Stored rows
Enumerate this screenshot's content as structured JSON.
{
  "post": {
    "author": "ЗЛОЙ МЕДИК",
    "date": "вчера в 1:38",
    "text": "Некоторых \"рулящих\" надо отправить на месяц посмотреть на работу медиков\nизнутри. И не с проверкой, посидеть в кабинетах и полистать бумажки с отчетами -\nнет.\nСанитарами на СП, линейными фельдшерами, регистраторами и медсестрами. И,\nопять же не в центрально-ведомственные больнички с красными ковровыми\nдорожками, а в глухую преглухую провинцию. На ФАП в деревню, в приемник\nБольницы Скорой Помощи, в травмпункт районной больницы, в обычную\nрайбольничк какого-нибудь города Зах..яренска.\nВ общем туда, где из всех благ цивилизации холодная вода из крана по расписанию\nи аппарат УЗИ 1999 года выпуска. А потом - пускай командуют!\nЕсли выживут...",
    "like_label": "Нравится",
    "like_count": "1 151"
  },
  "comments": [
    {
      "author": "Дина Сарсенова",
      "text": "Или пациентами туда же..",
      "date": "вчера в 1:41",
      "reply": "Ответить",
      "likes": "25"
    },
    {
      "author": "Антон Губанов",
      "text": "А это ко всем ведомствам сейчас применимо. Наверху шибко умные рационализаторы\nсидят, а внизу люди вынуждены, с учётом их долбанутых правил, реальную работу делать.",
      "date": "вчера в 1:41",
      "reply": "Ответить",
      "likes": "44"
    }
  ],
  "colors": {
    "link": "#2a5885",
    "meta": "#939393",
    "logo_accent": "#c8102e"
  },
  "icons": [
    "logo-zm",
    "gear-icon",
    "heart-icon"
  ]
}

What you are asked to do
From the listing above, extract every line exactly as it stands.

Exercise answer
Enumerate this screenshot's content as structured JSON.
{
  "post": {
    "author": "ЗЛОЙ МЕДИК",
    "date": "вчера в 1:38",
    "text": "Некоторых \"рулящих\" надо отправить на месяц посмотреть на работу медиков\nизнутри. И не с проверкой, посидеть в кабинетах и полистать бумажки с отчетами -\nнет.\nСанитарами на СП, линейными фельдшерами, регистраторами и медсестрами. И,\nопять же не в центрально-ведомственные больнички с красными ковровыми\nдорожками, а в глухую преглухую провинцию. На ФАП в деревню, в приемник\nБольницы Скорой Помощи, в травмпункт районной больницы, в обычную\nрайбольничк какого-нибудь города Зах..яренска.\nВ общем туда, где из всех благ цивилизации холодная вода из крана по расписанию\nи аппарат УЗИ 1999 года выпуска. А потом - пускай командуют!\nЕсли выживут...",
    "like_label": "Нравится",
    "like_count": "1 151"
  },
  "comments": [
    {
      "author": "Дина Сарсенова",
      "text": "Или пациентами туда же..",
      "date": "вчера в 1:41",
      "reply": "Ответить",
      "likes": "25"
    },
    {
      "author": "Антон Губанов",
      "text": "А это ко всем ведомствам сейчас применимо. Наверху шибко умные рационализаторы\nсидят, а внизу люди вынуждены, с учётом их долбанутых правил, реальную работу делать.",
      "date": "вчера в 1:41",
      "reply": "Ответить",
      "likes": "44"
    }
  ],
  "colors": {
    "link": "#2a5885",
    "meta": "#939393",
    "logo_accent": "#c8102e"
  },
  "icons": [
    "logo-zm",
    "gear-icon",
    "heart-icon"
  ]
}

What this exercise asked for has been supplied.